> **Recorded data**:
↓
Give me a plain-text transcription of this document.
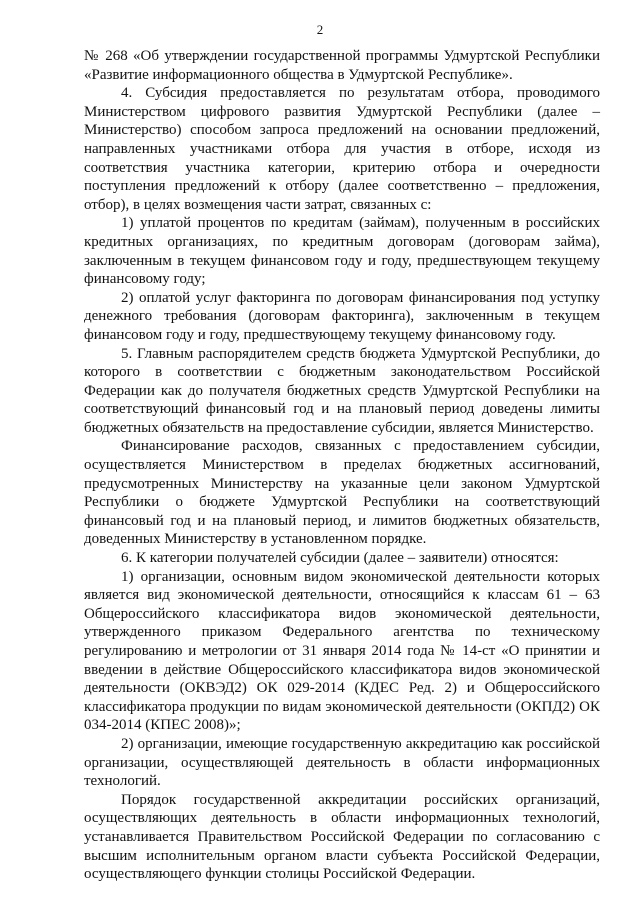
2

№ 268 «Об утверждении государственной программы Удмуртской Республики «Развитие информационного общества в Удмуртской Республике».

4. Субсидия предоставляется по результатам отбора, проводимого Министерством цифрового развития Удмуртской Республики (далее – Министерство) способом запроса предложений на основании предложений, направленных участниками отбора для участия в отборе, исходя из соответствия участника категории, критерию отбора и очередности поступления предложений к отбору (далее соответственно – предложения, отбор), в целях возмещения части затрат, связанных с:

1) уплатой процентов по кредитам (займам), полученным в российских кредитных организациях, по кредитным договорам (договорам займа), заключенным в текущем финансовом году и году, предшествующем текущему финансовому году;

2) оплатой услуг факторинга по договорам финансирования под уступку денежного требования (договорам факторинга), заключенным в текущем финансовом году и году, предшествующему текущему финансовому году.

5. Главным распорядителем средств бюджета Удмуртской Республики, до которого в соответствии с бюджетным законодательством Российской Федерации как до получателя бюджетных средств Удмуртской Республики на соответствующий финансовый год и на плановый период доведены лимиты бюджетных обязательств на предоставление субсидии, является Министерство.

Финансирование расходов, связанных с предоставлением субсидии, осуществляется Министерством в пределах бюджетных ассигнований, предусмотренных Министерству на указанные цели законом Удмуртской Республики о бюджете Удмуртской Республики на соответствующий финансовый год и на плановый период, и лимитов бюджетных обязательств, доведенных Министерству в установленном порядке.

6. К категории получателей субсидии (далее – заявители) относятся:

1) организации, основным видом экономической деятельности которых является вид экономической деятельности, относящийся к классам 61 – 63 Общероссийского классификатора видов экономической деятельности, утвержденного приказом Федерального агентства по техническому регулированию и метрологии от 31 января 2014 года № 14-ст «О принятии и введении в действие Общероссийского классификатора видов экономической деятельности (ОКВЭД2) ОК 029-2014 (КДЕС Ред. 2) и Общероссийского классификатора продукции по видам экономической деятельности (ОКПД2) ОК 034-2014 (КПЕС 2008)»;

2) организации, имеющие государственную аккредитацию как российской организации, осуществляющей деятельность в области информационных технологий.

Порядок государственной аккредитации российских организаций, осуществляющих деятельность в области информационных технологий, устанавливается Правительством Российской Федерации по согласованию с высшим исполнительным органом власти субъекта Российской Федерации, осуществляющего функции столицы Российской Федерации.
↑
> **Work to complete**: Strip out the images, then output the records above word for word.

> **Output for this task**:
Give me a plain-text transcription of this document.
2

№ 268 «Об утверждении государственной программы Удмуртской Республики «Развитие информационного общества в Удмуртской Республике».

4. Субсидия предоставляется по результатам отбора, проводимого Министерством цифрового развития Удмуртской Республики (далее – Министерство) способом запроса предложений на основании предложений, направленных участниками отбора для участия в отборе, исходя из соответствия участника категории, критерию отбора и очередности поступления предложений к отбору (далее соответственно – предложения, отбор), в целях возмещения части затрат, связанных с:

1) уплатой процентов по кредитам (займам), полученным в российских кредитных организациях, по кредитным договорам (договорам займа), заключенным в текущем финансовом году и году, предшествующем текущему финансовому году;

2) оплатой услуг факторинга по договорам финансирования под уступку денежного требования (договорам факторинга), заключенным в текущем финансовом году и году, предшествующему текущему финансовому году.

5. Главным распорядителем средств бюджета Удмуртской Республики, до которого в соответствии с бюджетным законодательством Российской Федерации как до получателя бюджетных средств Удмуртской Республики на соответствующий финансовый год и на плановый период доведены лимиты бюджетных обязательств на предоставление субсидии, является Министерство.

Финансирование расходов, связанных с предоставлением субсидии, осуществляется Министерством в пределах бюджетных ассигнований, предусмотренных Министерству на указанные цели законом Удмуртской Республики о бюджете Удмуртской Республики на соответствующий финансовый год и на плановый период, и лимитов бюджетных обязательств, доведенных Министерству в установленном порядке.

6. К категории получателей субсидии (далее – заявители) относятся:

1) организации, основным видом экономической деятельности которых является вид экономической деятельности, относящийся к классам 61 – 63 Общероссийского классификатора видов экономической деятельности, утвержденного приказом Федерального агентства по техническому регулированию и метрологии от 31 января 2014 года № 14-ст «О принятии и введении в действие Общероссийского классификатора видов экономической деятельности (ОКВЭД2) ОК 029-2014 (КДЕС Ред. 2) и Общероссийского классификатора продукции по видам экономической деятельности (ОКПД2) ОК 034-2014 (КПЕС 2008)»;

2) организации, имеющие государственную аккредитацию как российской организации, осуществляющей деятельность в области информационных технологий.

Порядок государственной аккредитации российских организаций, осуществляющих деятельность в области информационных технологий, устанавливается Правительством Российской Федерации по согласованию с высшим исполнительным органом власти субъекта Российской Федерации, осуществляющего функции столицы Российской Федерации.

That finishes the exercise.